**ENTRIES SUPPLIED**
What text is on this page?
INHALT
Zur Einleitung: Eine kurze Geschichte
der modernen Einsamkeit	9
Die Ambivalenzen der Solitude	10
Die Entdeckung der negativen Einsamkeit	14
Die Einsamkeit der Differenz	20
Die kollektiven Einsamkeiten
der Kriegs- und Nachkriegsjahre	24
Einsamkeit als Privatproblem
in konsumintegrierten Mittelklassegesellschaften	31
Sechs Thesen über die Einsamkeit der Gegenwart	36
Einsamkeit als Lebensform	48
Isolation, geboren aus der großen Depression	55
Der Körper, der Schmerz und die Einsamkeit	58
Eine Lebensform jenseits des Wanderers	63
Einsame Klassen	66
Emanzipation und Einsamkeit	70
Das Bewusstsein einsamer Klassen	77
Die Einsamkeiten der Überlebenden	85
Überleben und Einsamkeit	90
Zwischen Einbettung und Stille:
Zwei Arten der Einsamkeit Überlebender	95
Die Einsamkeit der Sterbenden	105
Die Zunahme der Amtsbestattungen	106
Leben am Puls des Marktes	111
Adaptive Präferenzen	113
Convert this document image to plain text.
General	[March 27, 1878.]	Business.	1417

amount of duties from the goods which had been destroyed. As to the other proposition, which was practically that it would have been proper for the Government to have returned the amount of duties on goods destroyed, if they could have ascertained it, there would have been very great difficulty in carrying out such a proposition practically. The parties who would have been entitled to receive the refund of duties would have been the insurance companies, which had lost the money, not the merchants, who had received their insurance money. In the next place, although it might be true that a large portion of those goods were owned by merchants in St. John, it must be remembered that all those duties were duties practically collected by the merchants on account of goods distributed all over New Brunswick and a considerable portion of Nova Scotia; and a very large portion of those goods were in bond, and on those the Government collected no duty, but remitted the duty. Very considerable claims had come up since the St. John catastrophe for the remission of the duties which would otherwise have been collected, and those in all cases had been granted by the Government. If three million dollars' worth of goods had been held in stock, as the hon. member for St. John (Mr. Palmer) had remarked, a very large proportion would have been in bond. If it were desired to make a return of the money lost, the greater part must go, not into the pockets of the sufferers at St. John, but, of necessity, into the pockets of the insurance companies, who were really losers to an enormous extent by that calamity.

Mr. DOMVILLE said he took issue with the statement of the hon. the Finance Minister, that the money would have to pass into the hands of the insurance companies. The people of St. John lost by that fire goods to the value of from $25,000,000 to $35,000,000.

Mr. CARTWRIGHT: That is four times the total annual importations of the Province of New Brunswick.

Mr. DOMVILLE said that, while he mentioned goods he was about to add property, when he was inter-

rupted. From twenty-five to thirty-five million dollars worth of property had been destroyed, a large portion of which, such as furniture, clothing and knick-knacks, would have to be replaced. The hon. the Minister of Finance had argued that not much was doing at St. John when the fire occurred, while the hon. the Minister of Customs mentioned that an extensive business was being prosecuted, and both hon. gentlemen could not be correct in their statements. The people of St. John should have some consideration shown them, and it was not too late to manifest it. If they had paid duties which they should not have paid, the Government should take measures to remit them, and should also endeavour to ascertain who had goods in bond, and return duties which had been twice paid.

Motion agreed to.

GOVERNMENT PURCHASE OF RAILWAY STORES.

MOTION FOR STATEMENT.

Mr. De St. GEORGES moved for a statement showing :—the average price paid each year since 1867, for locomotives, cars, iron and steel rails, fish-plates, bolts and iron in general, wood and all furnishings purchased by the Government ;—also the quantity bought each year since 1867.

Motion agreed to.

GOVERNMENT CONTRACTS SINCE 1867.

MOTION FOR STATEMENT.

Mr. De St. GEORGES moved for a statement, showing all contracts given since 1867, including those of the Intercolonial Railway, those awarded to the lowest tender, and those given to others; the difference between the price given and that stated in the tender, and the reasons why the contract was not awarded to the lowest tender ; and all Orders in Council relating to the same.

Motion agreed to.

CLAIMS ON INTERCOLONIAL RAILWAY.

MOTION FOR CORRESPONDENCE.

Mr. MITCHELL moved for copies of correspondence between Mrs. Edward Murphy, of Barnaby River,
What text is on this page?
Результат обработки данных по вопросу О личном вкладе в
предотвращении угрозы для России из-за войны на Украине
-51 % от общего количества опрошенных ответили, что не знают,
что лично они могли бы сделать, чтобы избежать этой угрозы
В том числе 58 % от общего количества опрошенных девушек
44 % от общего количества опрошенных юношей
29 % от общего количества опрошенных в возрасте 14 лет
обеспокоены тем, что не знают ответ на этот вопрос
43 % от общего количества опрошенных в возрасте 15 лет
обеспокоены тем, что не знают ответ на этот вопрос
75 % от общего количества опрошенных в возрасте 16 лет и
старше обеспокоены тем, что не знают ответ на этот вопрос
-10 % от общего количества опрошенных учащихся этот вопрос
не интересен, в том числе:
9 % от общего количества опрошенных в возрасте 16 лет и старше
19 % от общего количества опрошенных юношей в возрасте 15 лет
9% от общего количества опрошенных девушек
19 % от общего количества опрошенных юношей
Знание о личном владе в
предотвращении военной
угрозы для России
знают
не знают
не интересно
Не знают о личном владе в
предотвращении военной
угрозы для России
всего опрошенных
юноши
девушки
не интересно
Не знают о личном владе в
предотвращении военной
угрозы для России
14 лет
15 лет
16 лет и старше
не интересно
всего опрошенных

**TASK BRIEF**
Show each line holding the word "общего".

**SOLUTION TO THE PROBLEM**
-51 % от общего количества опрошенных ответили, что не знают,
В том числе 58 % от общего количества опрошенных девушек
44 % от общего количества опрошенных юношей
29 % от общего количества опрошенных в возрасте 14 лет
43 % от общего количества опрошенных в возрасте 15 лет
75 % от общего количества опрошенных в возрасте 16 лет и
-10 % от общего количества опрошенных учащихся этот вопрос
9 % от общего количества опрошенных в возрасте 16 лет и старше
19 % от общего количества опрошенных юношей в возрасте 15 лет
9% от общего количества опрошенных девушек
19 % от общего количества опрошенных юношей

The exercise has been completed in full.